__Задача__:
Верните все строки приведённого ниже листинга без единого изменения, но не включайте в ответ изображения.

Записи с ограничивающими рамками

<<<<

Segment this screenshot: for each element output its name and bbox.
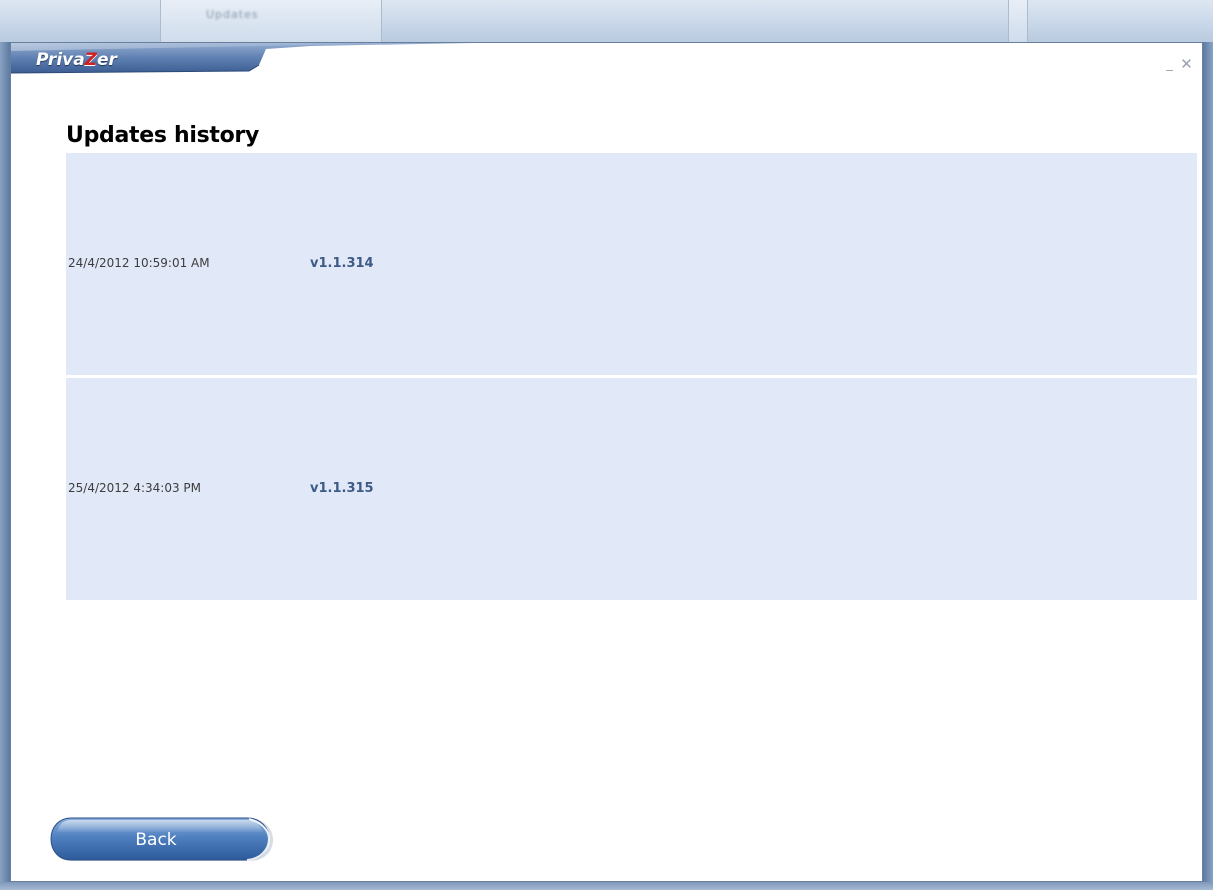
- background-tab: [160, 0, 382, 42]
- background-tab-label: Updates: [206, 8, 259, 21]
- back-button-label: Back: [135, 830, 177, 850]
- window-frame-left: [0, 42, 10, 890]
- close-button[interactable]: ✕: [1179, 54, 1194, 73]
- background-tab: [1008, 0, 1028, 42]
- logo-z-letter: Z: [84, 50, 98, 70]
- back-button[interactable]: Back: [49, 815, 275, 865]
- close-icon: ✕: [1180, 54, 1193, 73]
- updates-history-list: 24/4/2012 10:59:01 AM v1.1.314 25/4/2012…: [66, 153, 1197, 603]
- window-frame-right: [1203, 42, 1213, 890]
- privazer-window: PrivaZer _ ✕ Updates history 24/4/2012 1…: [10, 42, 1203, 882]
- update-date: 24/4/2012 10:59:01 AM: [68, 256, 210, 270]
- logo-text-part: Priva: [36, 50, 85, 70]
- app-logo-banner: PrivaZer: [11, 43, 481, 83]
- minimize-button[interactable]: _: [1162, 55, 1177, 73]
- update-date: 25/4/2012 4:34:03 PM: [68, 481, 202, 495]
- minimize-icon: _: [1166, 57, 1173, 72]
- history-row: 24/4/2012 10:59:01 AM v1.1.314: [66, 153, 1197, 375]
- app-logo: PrivaZer: [36, 50, 117, 70]
- window-controls: _ ✕: [1162, 55, 1194, 73]
- update-version: v1.1.314: [310, 256, 374, 271]
- background-window-strip: Updates: [0, 0, 1213, 42]
- history-row: 25/4/2012 4:34:03 PM v1.1.315: [66, 378, 1197, 600]
- page-title: Updates history: [66, 123, 260, 148]
- logo-text-part: er: [97, 50, 117, 70]
- update-version: v1.1.315: [310, 481, 374, 496]
- window-frame-bottom: [0, 882, 1213, 890]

>>>>

__Ответ на задание__:
Segment this screenshot: for each element output its name and bbox.
- background-tab: [160, 0, 382, 42]
- background-tab-label: Updates: [206, 8, 259, 21]
- back-button-label: Back: [135, 830, 177, 850]
- window-frame-left: [0, 42, 10, 890]
- close-button[interactable]: ✕: [1179, 54, 1194, 73]
- background-tab: [1008, 0, 1028, 42]
- logo-z-letter: Z: [84, 50, 98, 70]
- back-button[interactable]: Back: [49, 815, 275, 865]
- close-icon: ✕: [1180, 54, 1193, 73]
- updates-history-list: 24/4/2012 10:59:01 AM v1.1.314 25/4/2012…: [66, 153, 1197, 603]
- window-frame-right: [1203, 42, 1213, 890]
- privazer-window: PrivaZer _ ✕ Updates history 24/4/2012 1…: [10, 42, 1203, 882]
- update-date: 24/4/2012 10:59:01 AM: [68, 256, 210, 270]
- logo-text-part: Priva: [36, 50, 85, 70]
- app-logo-banner: PrivaZer: [11, 43, 481, 83]
- minimize-button[interactable]: _: [1162, 55, 1177, 73]
- update-date: 25/4/2012 4:34:03 PM: [68, 481, 202, 495]
- minimize-icon: _: [1166, 57, 1173, 72]
- history-row: 24/4/2012 10:59:01 AM v1.1.314: [66, 153, 1197, 375]
- app-logo: PrivaZer: [36, 50, 117, 70]
- window-controls: _ ✕: [1162, 55, 1194, 73]
- update-version: v1.1.314: [310, 256, 374, 271]
- background-window-strip: Updates: [0, 0, 1213, 42]
- history-row: 25/4/2012 4:34:03 PM v1.1.315: [66, 378, 1197, 600]
- page-title: Updates history: [66, 123, 260, 148]
- logo-text-part: er: [97, 50, 117, 70]
- update-version: v1.1.315: [310, 481, 374, 496]
- window-frame-bottom: [0, 882, 1213, 890]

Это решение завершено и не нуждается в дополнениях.